Challenge: Omit the pictures, then write out every entry exactly as it reads.

Input rows:

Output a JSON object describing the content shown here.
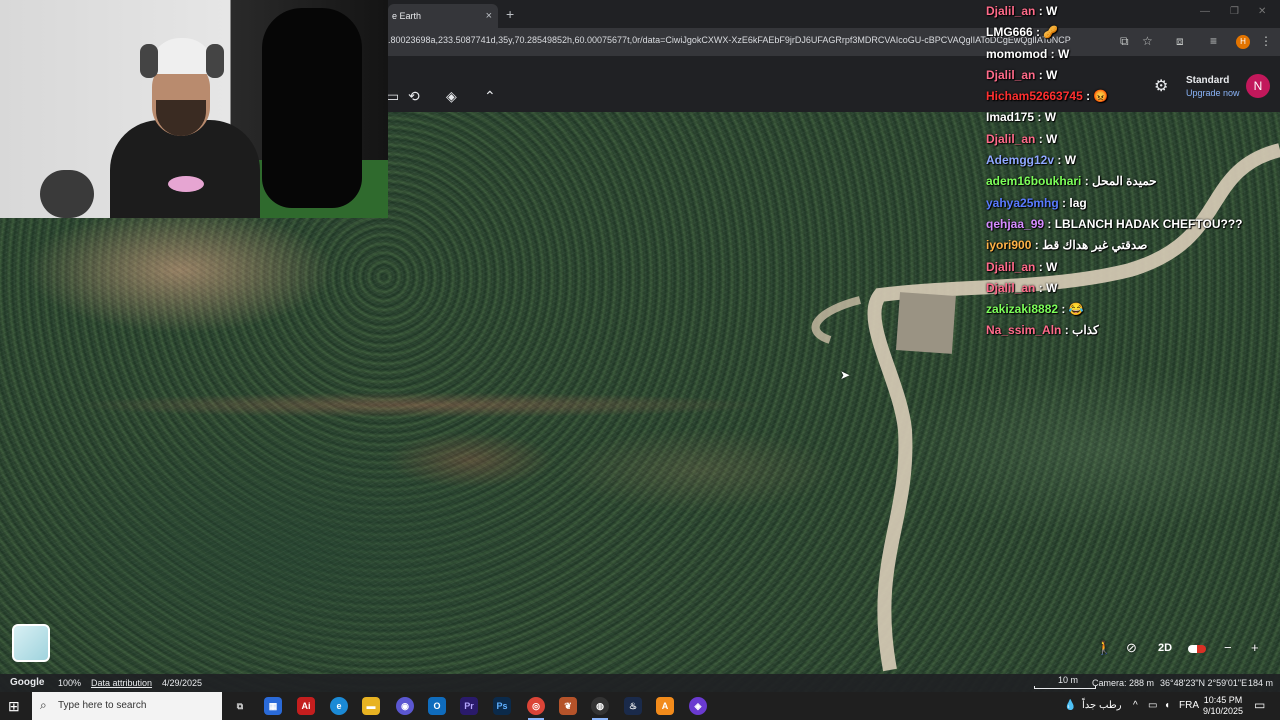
{
  "browser": {
    "tab_title": "e Earth",
    "tab_close": "×",
    "new_tab": "+",
    "url": ".80023698a,233.5087741d,35y,70.28549852h,60.00075677t,0r/data=CiwiJgokCXWX-XzE6kFAEbF9jrDJ6UFAGRrpf3MDRCVAIcoGU-cBPCVAQglIAToDCgEwQglIAToNCP",
    "profile_initial": "H"
  },
  "earth_toolbar": {
    "plan_title": "Standard",
    "plan_sub": "Upgrade now",
    "user_initial": "N"
  },
  "chat": [
    {
      "user": "Djalil_an",
      "color": "#ff6b8a",
      "msg": "W"
    },
    {
      "user": "LMG666",
      "color": "#ffffff",
      "msg": "🥜"
    },
    {
      "user": "momomod",
      "color": "#ffffff",
      "msg": "W"
    },
    {
      "user": "Djalil_an",
      "color": "#ff6b8a",
      "msg": "W"
    },
    {
      "user": "Hicham52663745",
      "color": "#ff3030",
      "msg": "😡"
    },
    {
      "user": "Imad175",
      "color": "#ffffff",
      "msg": "W"
    },
    {
      "user": "Djalil_an",
      "color": "#ff6b8a",
      "msg": "W"
    },
    {
      "user": "Ademgg12v",
      "color": "#8fa8ff",
      "msg": "W"
    },
    {
      "user": "adem16boukhari",
      "color": "#7dff5a",
      "msg": "حميدة المحل"
    },
    {
      "user": "yahya25mhg",
      "color": "#5a7bff",
      "msg": "lag"
    },
    {
      "user": "qehjaa_99",
      "color": "#d58cff",
      "msg": "LBLANCH HADAK CHEFTOU???"
    },
    {
      "user": "iyori900",
      "color": "#ffb347",
      "msg": "صدقتي غير هداك قط"
    },
    {
      "user": "Djalil_an",
      "color": "#ff6b8a",
      "msg": "W"
    },
    {
      "user": "Djalil_an",
      "color": "#ff6b8a",
      "msg": "W"
    },
    {
      "user": "zakizaki8882",
      "color": "#7dff5a",
      "msg": "😂"
    },
    {
      "user": "Na_ssim_Aln",
      "color": "#ff6b8a",
      "msg": "كذاب"
    }
  ],
  "map_controls": {
    "mode_2d": "2D"
  },
  "status_bar": {
    "google": "Google",
    "zoom": "100%",
    "attribution": "Data attribution",
    "date": "4/29/2025",
    "scale": "10 m",
    "camera": "Camera: 288 m",
    "coords": "36°48'23\"N 2°59'01\"E",
    "elevation": "184 m"
  },
  "taskbar": {
    "search_placeholder": "Type here to search",
    "weather": "رطب جداً",
    "lang": "FRA",
    "time": "10:45 PM",
    "date": "9/10/2025"
  },
  "colors": {
    "chrome_bg": "#202124",
    "taskbar_bg": "#1f1f1f",
    "accent_link": "#8ab4f8",
    "avatar_pink": "#c2185b"
  }
}
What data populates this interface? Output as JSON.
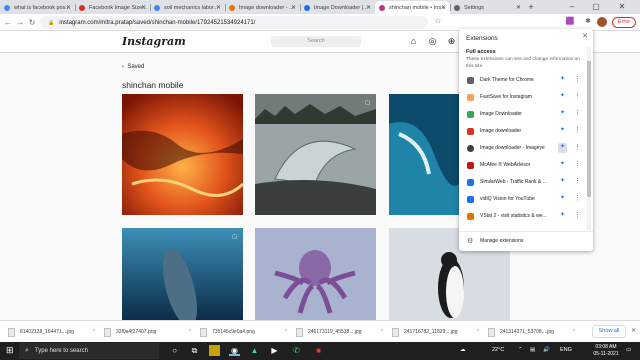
{
  "tabs": [
    {
      "title": "what is facebook pos...",
      "color": "#4285f4"
    },
    {
      "title": "Facebook Image Size...",
      "color": "#d93025"
    },
    {
      "title": "soil mechanics labor...",
      "color": "#4285f4"
    },
    {
      "title": "Image downloader - ...",
      "color": "#e37400"
    },
    {
      "title": "Image Downloader |...",
      "color": "#1a73e8"
    },
    {
      "title": "shinchan mobile • Ins...",
      "color": "#c13584"
    },
    {
      "title": "Settings",
      "color": "#5f6368"
    }
  ],
  "address": {
    "url": "instagram.com/mitra.pratap/saved/shinchan-mobile/17924521534924171/"
  },
  "profile": {
    "button": "Error"
  },
  "instagram": {
    "logo": "Instagram",
    "search_placeholder": "Search",
    "back_label": "Saved",
    "collection_title": "shinchan mobile"
  },
  "posts": [
    {
      "name": "lava-flow-photo"
    },
    {
      "name": "wave-glass-photo"
    },
    {
      "name": "ocean-wave-photo"
    },
    {
      "name": "whale-underwater-photo"
    },
    {
      "name": "octopus-photo"
    },
    {
      "name": "penguin-photo"
    }
  ],
  "extensions_panel": {
    "title": "Extensions",
    "close": "✕",
    "full_access_heading": "Full access",
    "full_access_desc": "These extensions can see and change information on this site.",
    "items": [
      {
        "name": "Dark Theme for Chrome",
        "color": "#5f6368"
      },
      {
        "name": "FastSave for Instagram",
        "color": "#f4a261"
      },
      {
        "name": "Image Downloader",
        "color": "#34a853"
      },
      {
        "name": "Image downloader",
        "color": "#d93025"
      },
      {
        "name": "Image downloader - Imageye",
        "color": "#3c4043"
      },
      {
        "name": "McAfee ® WebAdvisor",
        "color": "#c01818"
      },
      {
        "name": "SimilarWeb - Traffic Rank & ...",
        "color": "#1a73e8"
      },
      {
        "name": "vidIQ Vision for YouTube",
        "color": "#1a73e8"
      },
      {
        "name": "VStat 2 - visit statistics & we...",
        "color": "#e37400"
      }
    ],
    "manage_label": "Manage extensions"
  },
  "downloads": {
    "items": [
      "81402128_164471....jpg",
      "32f0a4f27407.png",
      "735145c9e0a4.png",
      "246173119_45538....jpg",
      "241716782_11829....jpg",
      "241314371_53708....jpg"
    ],
    "show_all": "Show all"
  },
  "taskbar": {
    "search_placeholder": "Type here to search",
    "weather": "22°C",
    "language": "ENG",
    "time": "03:08 AM",
    "date": "05-11-2021"
  }
}
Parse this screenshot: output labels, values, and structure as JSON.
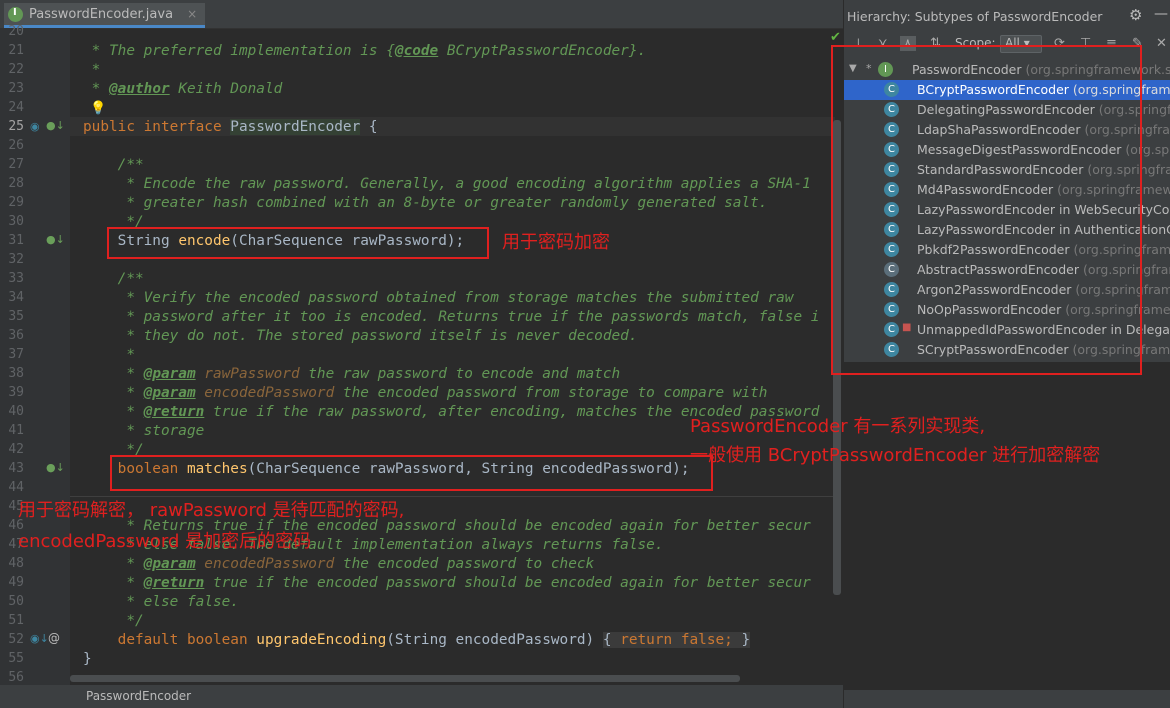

Solved problem:
Output a JSON object describing the content shown here.
{
  "browser": {
    "tab_title": "e Earth",
    "tab_close": "×",
    "new_tab": "+",
    "url": ".80023698a,233.5087741d,35y,70.28549852h,60.00075677t,0r/data=CiwiJgokCXWX-XzE6kFAEbF9jrDJ6UFAGRrpf3MDRCVAIcoGU-cBPCVAQglIAToDCgEwQglIAToNCP",
    "profile_initial": "H"
  },
  "earth_toolbar": {
    "plan_title": "Standard",
    "plan_sub": "Upgrade now",
    "user_initial": "N"
  },
  "chat": [
    {
      "user": "Djalil_an",
      "color": "#ff6b8a",
      "msg": "W"
    },
    {
      "user": "LMG666",
      "color": "#ffffff",
      "msg": "🥜"
    },
    {
      "user": "momomod",
      "color": "#ffffff",
      "msg": "W"
    },
    {
      "user": "Djalil_an",
      "color": "#ff6b8a",
      "msg": "W"
    },
    {
      "user": "Hicham52663745",
      "color": "#ff3030",
      "msg": "😡"
    },
    {
      "user": "Imad175",
      "color": "#ffffff",
      "msg": "W"
    },
    {
      "user": "Djalil_an",
      "color": "#ff6b8a",
      "msg": "W"
    },
    {
      "user": "Ademgg12v",
      "color": "#8fa8ff",
      "msg": "W"
    },
    {
      "user": "adem16boukhari",
      "color": "#7dff5a",
      "msg": "حميدة المحل"
    },
    {
      "user": "yahya25mhg",
      "color": "#5a7bff",
      "msg": "lag"
    },
    {
      "user": "qehjaa_99",
      "color": "#d58cff",
      "msg": "LBLANCH HADAK CHEFTOU???"
    },
    {
      "user": "iyori900",
      "color": "#ffb347",
      "msg": "صدقتي غير هداك قط"
    },
    {
      "user": "Djalil_an",
      "color": "#ff6b8a",
      "msg": "W"
    },
    {
      "user": "Djalil_an",
      "color": "#ff6b8a",
      "msg": "W"
    },
    {
      "user": "zakizaki8882",
      "color": "#7dff5a",
      "msg": "😂"
    },
    {
      "user": "Na_ssim_Aln",
      "color": "#ff6b8a",
      "msg": "كذاب"
    }
  ],
  "map_controls": {
    "mode_2d": "2D"
  },
  "status_bar": {
    "google": "Google",
    "zoom": "100%",
    "attribution": "Data attribution",
    "date": "4/29/2025",
    "scale": "10 m",
    "camera": "Camera: 288 m",
    "coords": "36°48'23\"N 2°59'01\"E",
    "elevation": "184 m"
  },
  "taskbar": {
    "search_placeholder": "Type here to search",
    "weather": "رطب جداً",
    "lang": "FRA",
    "time": "10:45 PM",
    "date": "9/10/2025"
  },
  "colors": {
    "chrome_bg": "#202124",
    "taskbar_bg": "#1f1f1f",
    "accent_link": "#8ab4f8",
    "avatar_pink": "#c2185b"
  }
}
What data populates this interface? Output as JSON.
{
  "tabs": [
    {
      "title": "what is facebook pos...",
      "color": "#4285f4"
    },
    {
      "title": "Facebook Image Size...",
      "color": "#d93025"
    },
    {
      "title": "soil mechanics labor...",
      "color": "#4285f4"
    },
    {
      "title": "Image downloader - ...",
      "color": "#e37400"
    },
    {
      "title": "Image Downloader |...",
      "color": "#1a73e8"
    },
    {
      "title": "shinchan mobile • Ins...",
      "color": "#c13584"
    },
    {
      "title": "Settings",
      "color": "#5f6368"
    }
  ],
  "address": {
    "url": "instagram.com/mitra.pratap/saved/shinchan-mobile/17924521534924171/"
  },
  "profile": {
    "button": "Error"
  },
  "instagram": {
    "logo": "Instagram",
    "search_placeholder": "Search",
    "back_label": "Saved",
    "collection_title": "shinchan mobile"
  },
  "posts": [
    {
      "name": "lava-flow-photo"
    },
    {
      "name": "wave-glass-photo"
    },
    {
      "name": "ocean-wave-photo"
    },
    {
      "name": "whale-underwater-photo"
    },
    {
      "name": "octopus-photo"
    },
    {
      "name": "penguin-photo"
    }
  ],
  "extensions_panel": {
    "title": "Extensions",
    "close": "✕",
    "full_access_heading": "Full access",
    "full_access_desc": "These extensions can see and change information on this site.",
    "items": [
      {
        "name": "Dark Theme for Chrome",
        "color": "#5f6368"
      },
      {
        "name": "FastSave for Instagram",
        "color": "#f4a261"
      },
      {
        "name": "Image Downloader",
        "color": "#34a853"
      },
      {
        "name": "Image downloader",
        "color": "#d93025"
      },
      {
        "name": "Image downloader - Imageye",
        "color": "#3c4043"
      },
      {
        "name": "McAfee ® WebAdvisor",
        "color": "#c01818"
      },
      {
        "name": "SimilarWeb - Traffic Rank & ...",
        "color": "#1a73e8"
      },
      {
        "name": "vidIQ Vision for YouTube",
        "color": "#1a73e8"
      },
      {
        "name": "VStat 2 - visit statistics & we...",
        "color": "#e37400"
      }
    ],
    "manage_label": "Manage extensions"
  },
  "downloads": {
    "items": [
      "81402128_164471....jpg",
      "32f0a4f27407.png",
      "735145c9e0a4.png",
      "246173119_45538....jpg",
      "241716782_11829....jpg",
      "241314371_53708....jpg"
    ],
    "show_all": "Show all"
  },
  "taskbar": {
    "search_placeholder": "Type here to search",
    "weather": "22°C",
    "language": "ENG",
    "time": "03:08 AM",
    "date": "05-11-2021"
  }
}
Parse this screenshot: output labels, values, and structure as JSON.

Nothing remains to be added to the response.